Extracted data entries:

'''

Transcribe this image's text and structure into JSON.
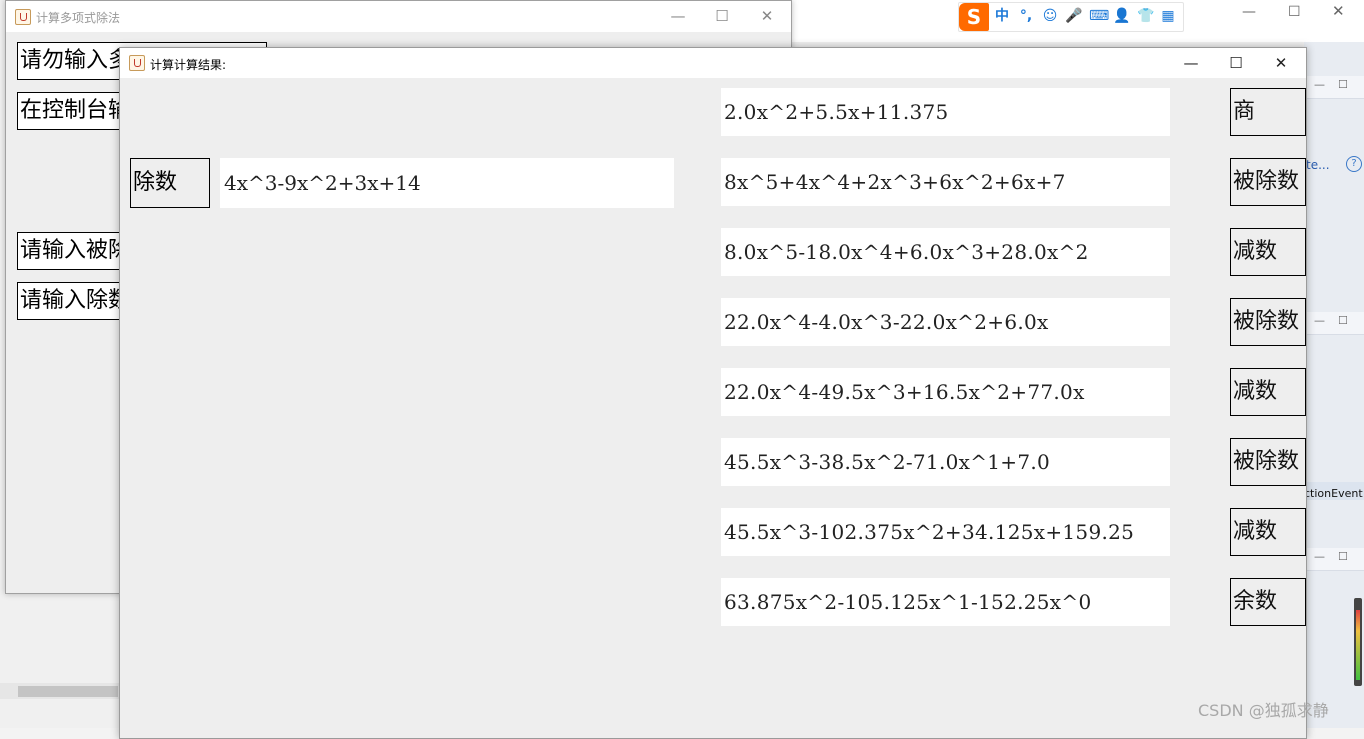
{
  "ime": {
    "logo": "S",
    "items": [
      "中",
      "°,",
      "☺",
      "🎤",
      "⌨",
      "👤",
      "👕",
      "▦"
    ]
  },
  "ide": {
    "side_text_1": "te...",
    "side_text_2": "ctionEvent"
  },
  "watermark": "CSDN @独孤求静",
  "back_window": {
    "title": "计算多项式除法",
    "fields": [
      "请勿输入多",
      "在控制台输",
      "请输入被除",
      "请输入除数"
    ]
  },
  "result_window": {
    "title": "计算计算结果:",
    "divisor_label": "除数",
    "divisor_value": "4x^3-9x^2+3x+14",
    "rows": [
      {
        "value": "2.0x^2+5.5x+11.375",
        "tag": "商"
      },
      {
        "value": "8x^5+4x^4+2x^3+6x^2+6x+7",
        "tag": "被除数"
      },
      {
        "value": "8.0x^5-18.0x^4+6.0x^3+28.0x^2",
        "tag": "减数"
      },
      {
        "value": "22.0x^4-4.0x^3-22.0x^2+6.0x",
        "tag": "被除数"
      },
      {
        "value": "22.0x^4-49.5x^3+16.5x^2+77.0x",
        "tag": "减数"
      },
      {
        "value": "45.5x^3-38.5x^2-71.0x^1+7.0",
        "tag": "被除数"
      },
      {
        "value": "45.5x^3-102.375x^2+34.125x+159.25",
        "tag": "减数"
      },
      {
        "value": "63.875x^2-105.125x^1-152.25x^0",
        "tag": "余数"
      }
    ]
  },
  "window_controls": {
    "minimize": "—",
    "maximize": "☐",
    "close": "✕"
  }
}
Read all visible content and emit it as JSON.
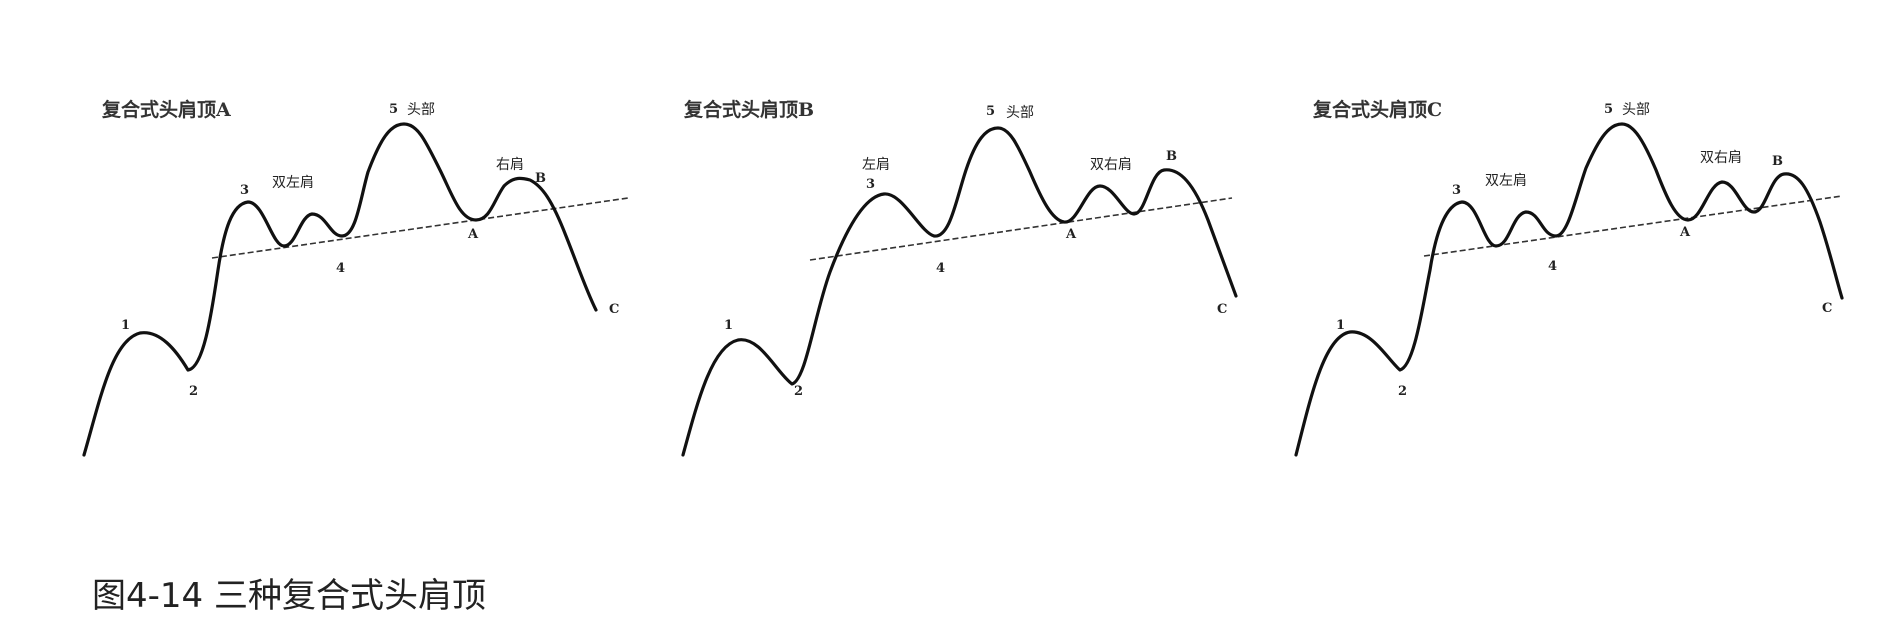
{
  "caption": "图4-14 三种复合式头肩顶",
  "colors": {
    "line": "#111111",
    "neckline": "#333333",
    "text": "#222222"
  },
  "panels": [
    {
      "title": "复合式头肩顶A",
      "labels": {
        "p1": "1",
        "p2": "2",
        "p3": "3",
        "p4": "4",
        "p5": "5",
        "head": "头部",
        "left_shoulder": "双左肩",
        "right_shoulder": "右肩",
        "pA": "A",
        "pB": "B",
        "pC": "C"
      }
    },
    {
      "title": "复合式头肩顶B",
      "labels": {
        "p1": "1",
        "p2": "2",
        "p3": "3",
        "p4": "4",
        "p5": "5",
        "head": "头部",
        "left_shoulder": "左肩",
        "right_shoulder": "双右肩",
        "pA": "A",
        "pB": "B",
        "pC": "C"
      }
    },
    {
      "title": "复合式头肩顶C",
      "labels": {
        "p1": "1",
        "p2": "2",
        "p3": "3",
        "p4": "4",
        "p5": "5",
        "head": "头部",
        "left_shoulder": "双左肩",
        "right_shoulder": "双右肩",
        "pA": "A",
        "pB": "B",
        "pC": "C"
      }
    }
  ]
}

'''

* REQUIRED WORK *
Keep the pictures out of your copy, and repeat every entry above exactly.

* RESPONSE TO THIS EXERCISE *
Transcribe this image's text and structure into JSON.
{
  "ime": {
    "logo": "S",
    "items": [
      "中",
      "°,",
      "☺",
      "🎤",
      "⌨",
      "👤",
      "👕",
      "▦"
    ]
  },
  "ide": {
    "side_text_1": "te...",
    "side_text_2": "ctionEvent"
  },
  "watermark": "CSDN @独孤求静",
  "back_window": {
    "title": "计算多项式除法",
    "fields": [
      "请勿输入多",
      "在控制台输",
      "请输入被除",
      "请输入除数"
    ]
  },
  "result_window": {
    "title": "计算计算结果:",
    "divisor_label": "除数",
    "divisor_value": "4x^3-9x^2+3x+14",
    "rows": [
      {
        "value": "2.0x^2+5.5x+11.375",
        "tag": "商"
      },
      {
        "value": "8x^5+4x^4+2x^3+6x^2+6x+7",
        "tag": "被除数"
      },
      {
        "value": "8.0x^5-18.0x^4+6.0x^3+28.0x^2",
        "tag": "减数"
      },
      {
        "value": "22.0x^4-4.0x^3-22.0x^2+6.0x",
        "tag": "被除数"
      },
      {
        "value": "22.0x^4-49.5x^3+16.5x^2+77.0x",
        "tag": "减数"
      },
      {
        "value": "45.5x^3-38.5x^2-71.0x^1+7.0",
        "tag": "被除数"
      },
      {
        "value": "45.5x^3-102.375x^2+34.125x+159.25",
        "tag": "减数"
      },
      {
        "value": "63.875x^2-105.125x^1-152.25x^0",
        "tag": "余数"
      }
    ]
  },
  "window_controls": {
    "minimize": "—",
    "maximize": "☐",
    "close": "✕"
  }
}
Read all visible content and emit it as JSON.
{
  "caption": "图4-14 三种复合式头肩顶",
  "colors": {
    "line": "#111111",
    "neckline": "#333333",
    "text": "#222222"
  },
  "panels": [
    {
      "title": "复合式头肩顶A",
      "labels": {
        "p1": "1",
        "p2": "2",
        "p3": "3",
        "p4": "4",
        "p5": "5",
        "head": "头部",
        "left_shoulder": "双左肩",
        "right_shoulder": "右肩",
        "pA": "A",
        "pB": "B",
        "pC": "C"
      }
    },
    {
      "title": "复合式头肩顶B",
      "labels": {
        "p1": "1",
        "p2": "2",
        "p3": "3",
        "p4": "4",
        "p5": "5",
        "head": "头部",
        "left_shoulder": "左肩",
        "right_shoulder": "双右肩",
        "pA": "A",
        "pB": "B",
        "pC": "C"
      }
    },
    {
      "title": "复合式头肩顶C",
      "labels": {
        "p1": "1",
        "p2": "2",
        "p3": "3",
        "p4": "4",
        "p5": "5",
        "head": "头部",
        "left_shoulder": "双左肩",
        "right_shoulder": "双右肩",
        "pA": "A",
        "pB": "B",
        "pC": "C"
      }
    }
  ]
}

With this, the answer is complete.